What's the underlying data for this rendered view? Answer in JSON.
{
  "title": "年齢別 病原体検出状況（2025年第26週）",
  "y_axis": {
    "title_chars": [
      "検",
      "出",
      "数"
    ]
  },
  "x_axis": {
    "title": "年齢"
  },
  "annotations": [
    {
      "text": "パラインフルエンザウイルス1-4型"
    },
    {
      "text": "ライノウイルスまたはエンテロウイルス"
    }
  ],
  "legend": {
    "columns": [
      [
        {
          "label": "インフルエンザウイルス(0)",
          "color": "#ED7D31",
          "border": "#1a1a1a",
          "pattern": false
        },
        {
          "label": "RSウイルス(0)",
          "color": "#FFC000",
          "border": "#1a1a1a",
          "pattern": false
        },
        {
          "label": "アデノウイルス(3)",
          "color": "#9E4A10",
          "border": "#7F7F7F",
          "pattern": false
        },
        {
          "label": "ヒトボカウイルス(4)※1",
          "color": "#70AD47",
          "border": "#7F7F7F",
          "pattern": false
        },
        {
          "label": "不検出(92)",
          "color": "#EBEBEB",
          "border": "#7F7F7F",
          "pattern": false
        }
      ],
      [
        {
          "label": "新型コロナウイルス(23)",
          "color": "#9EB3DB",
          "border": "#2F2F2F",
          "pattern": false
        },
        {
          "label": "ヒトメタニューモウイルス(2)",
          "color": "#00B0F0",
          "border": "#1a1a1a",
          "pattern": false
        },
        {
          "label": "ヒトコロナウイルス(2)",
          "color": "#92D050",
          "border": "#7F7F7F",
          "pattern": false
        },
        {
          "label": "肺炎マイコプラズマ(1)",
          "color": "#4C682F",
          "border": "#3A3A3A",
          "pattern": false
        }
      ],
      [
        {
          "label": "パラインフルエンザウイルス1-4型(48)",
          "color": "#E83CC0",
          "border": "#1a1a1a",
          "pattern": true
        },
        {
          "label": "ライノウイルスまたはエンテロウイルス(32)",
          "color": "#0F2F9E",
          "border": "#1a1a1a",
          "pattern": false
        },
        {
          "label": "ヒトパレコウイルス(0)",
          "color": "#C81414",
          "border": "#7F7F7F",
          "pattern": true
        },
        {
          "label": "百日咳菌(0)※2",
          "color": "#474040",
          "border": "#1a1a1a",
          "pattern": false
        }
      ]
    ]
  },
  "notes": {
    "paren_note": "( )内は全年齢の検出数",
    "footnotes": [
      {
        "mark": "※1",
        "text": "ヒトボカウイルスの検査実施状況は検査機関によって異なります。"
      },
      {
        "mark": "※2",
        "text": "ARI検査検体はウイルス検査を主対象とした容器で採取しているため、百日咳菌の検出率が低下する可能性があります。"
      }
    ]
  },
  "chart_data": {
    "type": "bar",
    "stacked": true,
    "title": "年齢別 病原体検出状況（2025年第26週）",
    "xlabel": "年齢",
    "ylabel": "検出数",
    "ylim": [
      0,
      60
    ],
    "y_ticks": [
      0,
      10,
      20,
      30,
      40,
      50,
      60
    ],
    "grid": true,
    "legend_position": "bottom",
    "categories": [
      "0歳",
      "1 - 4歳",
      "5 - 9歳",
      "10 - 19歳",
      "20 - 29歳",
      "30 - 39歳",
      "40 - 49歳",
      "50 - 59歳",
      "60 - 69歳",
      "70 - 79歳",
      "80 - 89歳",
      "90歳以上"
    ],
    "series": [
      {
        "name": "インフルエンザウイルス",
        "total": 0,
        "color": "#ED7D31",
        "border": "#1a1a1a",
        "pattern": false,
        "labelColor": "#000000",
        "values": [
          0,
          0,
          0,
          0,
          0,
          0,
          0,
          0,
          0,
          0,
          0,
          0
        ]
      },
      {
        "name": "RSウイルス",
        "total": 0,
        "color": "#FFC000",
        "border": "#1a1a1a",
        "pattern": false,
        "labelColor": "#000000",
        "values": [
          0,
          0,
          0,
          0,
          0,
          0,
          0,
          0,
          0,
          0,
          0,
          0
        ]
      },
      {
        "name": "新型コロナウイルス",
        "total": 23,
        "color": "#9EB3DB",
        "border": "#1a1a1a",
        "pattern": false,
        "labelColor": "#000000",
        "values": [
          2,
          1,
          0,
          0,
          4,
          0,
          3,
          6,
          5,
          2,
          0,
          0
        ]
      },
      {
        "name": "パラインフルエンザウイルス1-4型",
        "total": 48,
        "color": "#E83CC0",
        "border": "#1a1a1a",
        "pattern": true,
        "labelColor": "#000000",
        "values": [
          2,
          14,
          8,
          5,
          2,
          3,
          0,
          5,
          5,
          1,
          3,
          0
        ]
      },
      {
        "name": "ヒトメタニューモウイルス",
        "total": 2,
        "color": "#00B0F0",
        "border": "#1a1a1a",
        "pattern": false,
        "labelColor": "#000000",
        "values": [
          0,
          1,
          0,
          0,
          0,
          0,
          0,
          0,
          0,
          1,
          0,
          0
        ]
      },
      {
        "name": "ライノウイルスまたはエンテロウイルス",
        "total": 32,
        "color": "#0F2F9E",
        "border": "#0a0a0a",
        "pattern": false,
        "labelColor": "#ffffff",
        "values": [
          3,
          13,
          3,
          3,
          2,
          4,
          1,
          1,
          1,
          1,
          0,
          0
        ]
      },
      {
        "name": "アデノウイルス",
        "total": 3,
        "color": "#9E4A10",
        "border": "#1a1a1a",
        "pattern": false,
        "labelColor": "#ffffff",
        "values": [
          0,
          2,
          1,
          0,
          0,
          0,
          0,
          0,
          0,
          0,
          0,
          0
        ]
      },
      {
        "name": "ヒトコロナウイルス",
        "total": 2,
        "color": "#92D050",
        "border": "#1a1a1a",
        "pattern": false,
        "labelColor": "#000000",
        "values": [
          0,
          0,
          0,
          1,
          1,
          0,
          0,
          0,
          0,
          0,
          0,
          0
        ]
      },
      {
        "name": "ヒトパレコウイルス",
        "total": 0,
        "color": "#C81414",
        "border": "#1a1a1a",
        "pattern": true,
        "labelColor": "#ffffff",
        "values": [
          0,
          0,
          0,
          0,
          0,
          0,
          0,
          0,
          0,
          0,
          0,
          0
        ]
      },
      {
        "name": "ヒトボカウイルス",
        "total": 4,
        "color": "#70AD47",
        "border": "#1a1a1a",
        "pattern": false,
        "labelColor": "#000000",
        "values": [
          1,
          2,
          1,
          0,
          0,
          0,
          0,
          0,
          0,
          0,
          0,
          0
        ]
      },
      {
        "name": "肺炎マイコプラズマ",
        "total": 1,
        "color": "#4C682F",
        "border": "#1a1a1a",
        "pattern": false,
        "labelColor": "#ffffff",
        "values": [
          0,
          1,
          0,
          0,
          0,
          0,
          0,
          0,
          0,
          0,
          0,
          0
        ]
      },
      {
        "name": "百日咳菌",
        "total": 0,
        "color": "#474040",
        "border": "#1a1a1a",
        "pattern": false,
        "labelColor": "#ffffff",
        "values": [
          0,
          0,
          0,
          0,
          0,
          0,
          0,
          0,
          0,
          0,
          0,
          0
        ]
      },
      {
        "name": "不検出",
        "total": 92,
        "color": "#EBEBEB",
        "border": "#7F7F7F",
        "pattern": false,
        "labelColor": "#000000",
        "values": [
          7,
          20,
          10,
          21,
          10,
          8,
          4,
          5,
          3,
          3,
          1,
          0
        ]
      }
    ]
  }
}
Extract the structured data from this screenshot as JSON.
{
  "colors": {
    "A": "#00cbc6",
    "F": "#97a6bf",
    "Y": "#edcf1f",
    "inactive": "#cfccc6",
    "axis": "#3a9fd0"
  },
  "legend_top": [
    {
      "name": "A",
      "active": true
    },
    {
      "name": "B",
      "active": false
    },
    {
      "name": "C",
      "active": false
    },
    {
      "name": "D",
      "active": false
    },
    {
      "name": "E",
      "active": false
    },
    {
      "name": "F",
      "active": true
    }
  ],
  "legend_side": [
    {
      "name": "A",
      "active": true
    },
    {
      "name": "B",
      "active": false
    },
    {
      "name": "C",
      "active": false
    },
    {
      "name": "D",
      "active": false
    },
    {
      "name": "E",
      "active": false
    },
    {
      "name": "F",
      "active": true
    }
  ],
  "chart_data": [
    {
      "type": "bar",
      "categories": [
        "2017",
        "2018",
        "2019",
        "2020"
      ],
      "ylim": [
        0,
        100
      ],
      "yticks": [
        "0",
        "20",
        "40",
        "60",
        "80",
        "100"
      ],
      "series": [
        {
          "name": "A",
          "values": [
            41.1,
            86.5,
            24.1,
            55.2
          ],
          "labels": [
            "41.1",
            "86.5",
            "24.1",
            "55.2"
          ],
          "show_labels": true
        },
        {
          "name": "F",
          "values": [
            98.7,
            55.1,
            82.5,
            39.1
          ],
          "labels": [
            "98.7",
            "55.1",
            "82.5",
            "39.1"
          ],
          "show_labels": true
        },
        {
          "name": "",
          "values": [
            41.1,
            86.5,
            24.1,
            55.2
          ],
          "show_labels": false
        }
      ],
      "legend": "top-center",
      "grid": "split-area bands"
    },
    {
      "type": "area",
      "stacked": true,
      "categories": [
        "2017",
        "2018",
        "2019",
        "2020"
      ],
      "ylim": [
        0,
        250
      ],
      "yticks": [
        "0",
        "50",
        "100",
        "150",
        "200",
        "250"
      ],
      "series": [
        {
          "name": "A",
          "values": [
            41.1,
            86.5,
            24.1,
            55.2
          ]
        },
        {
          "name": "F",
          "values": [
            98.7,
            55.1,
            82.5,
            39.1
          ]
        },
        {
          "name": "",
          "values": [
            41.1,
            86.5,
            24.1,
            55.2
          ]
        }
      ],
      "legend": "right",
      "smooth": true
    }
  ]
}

▸ GIVEN TASK
Working from the listing above, pick out every line that has "text" and copy it.

▸ SOLUTION FOR THIS TASK
      "text": "パラインフルエンザウイルス1-4型"
      "text": "ライノウイルスまたはエンテロウイルス"
        "text": "ヒトボカウイルスの検査実施状況は検査機関によって異なります。"
        "text": "ARI検査検体はウイルス検査を主対象とした容器で採取しているため、百日咳菌の検出率が低下する可能性があります。"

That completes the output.